> _Task to carry out_:
Only lines with the word "Arama" are needed; collect each of them from the listing below.

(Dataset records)
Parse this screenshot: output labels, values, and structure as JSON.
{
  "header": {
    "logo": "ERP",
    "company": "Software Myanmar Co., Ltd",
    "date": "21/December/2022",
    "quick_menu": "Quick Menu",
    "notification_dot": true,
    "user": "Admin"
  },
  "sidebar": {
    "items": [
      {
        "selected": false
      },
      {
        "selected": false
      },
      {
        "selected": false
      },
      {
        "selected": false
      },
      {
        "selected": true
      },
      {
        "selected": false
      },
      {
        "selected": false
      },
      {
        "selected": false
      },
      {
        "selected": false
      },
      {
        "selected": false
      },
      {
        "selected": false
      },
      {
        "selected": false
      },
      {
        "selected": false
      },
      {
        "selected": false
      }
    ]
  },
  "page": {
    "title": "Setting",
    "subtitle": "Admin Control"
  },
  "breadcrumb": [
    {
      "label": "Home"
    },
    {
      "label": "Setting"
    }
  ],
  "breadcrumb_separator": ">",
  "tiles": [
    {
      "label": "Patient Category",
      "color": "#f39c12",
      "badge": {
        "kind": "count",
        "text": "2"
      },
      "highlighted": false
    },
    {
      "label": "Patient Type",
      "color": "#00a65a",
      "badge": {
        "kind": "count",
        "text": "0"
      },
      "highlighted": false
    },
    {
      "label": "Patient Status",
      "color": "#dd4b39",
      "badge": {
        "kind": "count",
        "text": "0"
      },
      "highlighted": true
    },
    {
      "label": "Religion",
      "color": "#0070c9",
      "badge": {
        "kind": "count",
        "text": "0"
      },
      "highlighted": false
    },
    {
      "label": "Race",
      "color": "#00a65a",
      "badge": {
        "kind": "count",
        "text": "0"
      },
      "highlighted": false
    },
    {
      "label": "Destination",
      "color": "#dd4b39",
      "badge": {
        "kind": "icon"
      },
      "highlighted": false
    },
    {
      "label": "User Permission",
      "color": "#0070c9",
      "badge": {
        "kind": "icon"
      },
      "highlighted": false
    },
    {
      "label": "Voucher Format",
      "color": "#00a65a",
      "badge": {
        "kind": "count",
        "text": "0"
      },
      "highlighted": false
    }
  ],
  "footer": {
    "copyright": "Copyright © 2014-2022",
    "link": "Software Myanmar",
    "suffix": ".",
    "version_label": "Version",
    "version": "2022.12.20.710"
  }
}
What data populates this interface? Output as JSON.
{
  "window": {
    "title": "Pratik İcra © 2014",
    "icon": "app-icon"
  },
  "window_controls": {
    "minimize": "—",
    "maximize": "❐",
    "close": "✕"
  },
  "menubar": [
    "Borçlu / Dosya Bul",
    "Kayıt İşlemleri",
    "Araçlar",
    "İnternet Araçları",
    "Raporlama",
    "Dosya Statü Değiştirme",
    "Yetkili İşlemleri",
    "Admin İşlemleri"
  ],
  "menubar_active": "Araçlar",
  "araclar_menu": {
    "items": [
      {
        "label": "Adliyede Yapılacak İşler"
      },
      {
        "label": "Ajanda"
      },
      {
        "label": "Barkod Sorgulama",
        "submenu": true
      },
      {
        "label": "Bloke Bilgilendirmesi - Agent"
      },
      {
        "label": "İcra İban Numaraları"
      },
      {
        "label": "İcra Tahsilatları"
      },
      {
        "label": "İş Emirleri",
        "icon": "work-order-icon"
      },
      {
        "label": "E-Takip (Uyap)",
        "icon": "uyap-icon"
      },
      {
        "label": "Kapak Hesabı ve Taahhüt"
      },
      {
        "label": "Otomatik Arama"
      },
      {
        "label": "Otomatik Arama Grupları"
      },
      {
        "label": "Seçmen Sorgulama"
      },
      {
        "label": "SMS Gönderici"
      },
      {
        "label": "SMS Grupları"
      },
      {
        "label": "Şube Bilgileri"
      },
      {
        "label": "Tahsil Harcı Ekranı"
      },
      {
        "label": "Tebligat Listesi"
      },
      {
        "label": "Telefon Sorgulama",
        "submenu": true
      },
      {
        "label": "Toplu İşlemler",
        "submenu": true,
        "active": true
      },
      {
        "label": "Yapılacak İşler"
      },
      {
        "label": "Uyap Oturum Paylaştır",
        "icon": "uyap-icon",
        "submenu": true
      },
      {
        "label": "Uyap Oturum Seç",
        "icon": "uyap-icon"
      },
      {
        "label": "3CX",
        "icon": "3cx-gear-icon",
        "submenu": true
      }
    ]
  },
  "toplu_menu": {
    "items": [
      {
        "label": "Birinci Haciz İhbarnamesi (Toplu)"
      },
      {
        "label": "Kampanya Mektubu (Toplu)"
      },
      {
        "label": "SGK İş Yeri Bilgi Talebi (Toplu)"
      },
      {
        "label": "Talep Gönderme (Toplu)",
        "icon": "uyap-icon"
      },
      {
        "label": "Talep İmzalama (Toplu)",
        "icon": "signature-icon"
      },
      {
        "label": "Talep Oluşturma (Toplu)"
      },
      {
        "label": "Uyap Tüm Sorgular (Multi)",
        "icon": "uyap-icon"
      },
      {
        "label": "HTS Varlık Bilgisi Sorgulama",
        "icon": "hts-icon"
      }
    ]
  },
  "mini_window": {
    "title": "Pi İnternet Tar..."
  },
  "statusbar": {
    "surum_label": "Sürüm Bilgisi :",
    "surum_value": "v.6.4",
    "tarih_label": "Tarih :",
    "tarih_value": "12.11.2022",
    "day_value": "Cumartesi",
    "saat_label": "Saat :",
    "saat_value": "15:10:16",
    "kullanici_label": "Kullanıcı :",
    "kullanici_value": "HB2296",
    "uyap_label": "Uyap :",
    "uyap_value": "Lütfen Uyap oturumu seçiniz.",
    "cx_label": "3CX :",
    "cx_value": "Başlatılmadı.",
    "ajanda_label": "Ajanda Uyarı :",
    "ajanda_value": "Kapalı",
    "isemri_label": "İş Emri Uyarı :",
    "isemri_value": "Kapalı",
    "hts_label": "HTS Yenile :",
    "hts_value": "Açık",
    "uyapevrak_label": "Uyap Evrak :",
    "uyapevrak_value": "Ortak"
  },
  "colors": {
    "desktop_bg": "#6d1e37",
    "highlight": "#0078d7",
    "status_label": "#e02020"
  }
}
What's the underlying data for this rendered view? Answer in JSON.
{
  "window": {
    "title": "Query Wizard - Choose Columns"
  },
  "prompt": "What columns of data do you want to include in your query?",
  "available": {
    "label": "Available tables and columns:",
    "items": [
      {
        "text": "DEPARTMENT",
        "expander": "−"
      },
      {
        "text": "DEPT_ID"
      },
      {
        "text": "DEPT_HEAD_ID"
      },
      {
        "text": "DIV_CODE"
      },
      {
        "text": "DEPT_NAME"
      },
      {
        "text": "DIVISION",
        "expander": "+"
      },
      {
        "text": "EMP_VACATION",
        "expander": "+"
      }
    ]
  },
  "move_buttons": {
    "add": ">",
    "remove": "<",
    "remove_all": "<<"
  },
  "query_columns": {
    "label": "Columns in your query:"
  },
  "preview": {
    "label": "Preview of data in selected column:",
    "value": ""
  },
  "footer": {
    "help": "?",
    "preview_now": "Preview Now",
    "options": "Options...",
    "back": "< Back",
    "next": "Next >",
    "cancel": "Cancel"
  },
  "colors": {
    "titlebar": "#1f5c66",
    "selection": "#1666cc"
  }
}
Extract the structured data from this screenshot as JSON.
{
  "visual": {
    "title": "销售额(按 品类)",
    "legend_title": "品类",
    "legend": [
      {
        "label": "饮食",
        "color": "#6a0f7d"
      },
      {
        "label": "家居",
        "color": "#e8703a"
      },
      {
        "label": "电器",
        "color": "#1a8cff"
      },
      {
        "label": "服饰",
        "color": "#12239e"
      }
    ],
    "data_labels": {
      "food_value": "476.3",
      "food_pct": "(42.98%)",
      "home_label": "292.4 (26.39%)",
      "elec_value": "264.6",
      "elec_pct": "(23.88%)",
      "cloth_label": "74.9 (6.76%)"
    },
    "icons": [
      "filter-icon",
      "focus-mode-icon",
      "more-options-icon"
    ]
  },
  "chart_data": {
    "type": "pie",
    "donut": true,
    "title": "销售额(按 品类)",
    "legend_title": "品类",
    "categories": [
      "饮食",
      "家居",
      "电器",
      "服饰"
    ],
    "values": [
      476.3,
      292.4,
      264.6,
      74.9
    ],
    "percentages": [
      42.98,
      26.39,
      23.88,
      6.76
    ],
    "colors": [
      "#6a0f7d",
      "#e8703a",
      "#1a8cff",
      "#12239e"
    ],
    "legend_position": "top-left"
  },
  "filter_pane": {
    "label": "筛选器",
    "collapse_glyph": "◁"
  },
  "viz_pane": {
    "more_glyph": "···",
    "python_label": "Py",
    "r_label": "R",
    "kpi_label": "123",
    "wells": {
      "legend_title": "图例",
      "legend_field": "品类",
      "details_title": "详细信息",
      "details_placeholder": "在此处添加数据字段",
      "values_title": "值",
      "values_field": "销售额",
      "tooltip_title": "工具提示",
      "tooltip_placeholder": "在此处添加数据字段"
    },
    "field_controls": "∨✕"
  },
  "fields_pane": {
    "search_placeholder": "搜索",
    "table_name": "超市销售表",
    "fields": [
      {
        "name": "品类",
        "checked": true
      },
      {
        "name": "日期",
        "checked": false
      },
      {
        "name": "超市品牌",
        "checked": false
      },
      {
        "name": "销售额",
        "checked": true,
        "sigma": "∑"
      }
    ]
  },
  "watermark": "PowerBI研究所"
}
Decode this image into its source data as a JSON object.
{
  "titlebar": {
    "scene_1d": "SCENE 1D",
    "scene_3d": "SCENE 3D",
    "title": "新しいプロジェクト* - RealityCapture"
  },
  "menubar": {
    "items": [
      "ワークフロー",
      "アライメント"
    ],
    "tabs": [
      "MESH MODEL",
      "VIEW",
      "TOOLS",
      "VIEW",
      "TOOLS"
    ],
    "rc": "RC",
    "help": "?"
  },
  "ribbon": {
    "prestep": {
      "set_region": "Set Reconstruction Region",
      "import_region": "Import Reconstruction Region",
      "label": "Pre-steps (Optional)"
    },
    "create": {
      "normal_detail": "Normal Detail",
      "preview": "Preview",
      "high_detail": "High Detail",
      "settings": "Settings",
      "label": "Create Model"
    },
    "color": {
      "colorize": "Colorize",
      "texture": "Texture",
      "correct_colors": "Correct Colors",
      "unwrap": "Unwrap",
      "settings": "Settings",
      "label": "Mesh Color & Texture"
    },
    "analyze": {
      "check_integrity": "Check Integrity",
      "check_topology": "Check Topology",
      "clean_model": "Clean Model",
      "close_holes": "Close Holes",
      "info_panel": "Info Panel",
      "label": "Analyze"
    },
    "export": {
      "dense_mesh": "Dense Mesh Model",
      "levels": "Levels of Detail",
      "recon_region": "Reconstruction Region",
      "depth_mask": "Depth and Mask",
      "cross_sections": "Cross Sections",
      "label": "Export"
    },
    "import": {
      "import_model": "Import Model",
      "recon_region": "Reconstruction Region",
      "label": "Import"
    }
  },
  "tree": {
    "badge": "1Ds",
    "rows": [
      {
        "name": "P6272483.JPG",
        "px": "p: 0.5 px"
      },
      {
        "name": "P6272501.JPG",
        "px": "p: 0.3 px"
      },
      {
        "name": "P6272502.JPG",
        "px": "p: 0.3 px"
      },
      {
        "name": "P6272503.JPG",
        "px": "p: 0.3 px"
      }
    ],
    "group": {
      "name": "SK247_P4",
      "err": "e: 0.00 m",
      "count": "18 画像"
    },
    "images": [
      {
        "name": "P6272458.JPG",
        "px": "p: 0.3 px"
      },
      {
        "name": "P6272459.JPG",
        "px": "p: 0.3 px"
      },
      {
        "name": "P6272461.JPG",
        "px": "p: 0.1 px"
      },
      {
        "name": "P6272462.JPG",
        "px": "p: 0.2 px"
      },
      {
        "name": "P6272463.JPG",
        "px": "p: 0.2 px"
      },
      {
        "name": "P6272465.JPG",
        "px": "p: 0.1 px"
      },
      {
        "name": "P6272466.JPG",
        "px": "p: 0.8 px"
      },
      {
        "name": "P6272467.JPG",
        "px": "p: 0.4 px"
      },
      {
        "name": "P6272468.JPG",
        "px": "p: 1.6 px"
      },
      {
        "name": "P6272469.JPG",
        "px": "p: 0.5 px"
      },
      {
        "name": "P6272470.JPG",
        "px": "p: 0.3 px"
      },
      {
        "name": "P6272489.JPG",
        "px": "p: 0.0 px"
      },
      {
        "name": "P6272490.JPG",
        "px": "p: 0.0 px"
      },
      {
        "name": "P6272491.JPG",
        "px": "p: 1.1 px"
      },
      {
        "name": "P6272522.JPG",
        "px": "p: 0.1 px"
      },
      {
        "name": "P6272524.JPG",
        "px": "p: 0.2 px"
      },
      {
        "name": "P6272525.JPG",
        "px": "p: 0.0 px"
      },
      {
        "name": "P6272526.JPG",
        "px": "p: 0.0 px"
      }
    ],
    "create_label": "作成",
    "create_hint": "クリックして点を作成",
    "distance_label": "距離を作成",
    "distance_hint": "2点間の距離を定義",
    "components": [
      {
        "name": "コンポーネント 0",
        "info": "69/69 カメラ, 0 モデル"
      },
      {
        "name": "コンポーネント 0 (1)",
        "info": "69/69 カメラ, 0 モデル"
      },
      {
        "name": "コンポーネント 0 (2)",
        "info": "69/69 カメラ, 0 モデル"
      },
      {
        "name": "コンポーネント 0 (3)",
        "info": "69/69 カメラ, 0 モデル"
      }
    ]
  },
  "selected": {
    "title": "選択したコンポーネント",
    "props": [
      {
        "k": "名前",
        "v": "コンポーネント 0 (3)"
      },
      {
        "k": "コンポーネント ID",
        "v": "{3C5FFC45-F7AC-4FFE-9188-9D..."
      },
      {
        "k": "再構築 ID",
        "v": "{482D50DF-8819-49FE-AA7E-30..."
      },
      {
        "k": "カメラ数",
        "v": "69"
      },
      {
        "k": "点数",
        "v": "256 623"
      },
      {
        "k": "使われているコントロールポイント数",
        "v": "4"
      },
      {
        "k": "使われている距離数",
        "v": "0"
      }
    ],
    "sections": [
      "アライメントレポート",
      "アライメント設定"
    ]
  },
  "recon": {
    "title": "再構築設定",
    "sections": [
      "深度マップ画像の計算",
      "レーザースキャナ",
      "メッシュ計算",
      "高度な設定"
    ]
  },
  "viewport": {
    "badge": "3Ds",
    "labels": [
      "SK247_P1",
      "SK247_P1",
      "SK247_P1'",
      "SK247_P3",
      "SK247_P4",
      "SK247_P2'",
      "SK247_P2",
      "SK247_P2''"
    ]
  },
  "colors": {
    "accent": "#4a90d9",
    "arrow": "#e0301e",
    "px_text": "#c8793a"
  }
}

> _The completed task_:
        "label": "Otomatik Arama"
        "label": "Otomatik Arama Grupları"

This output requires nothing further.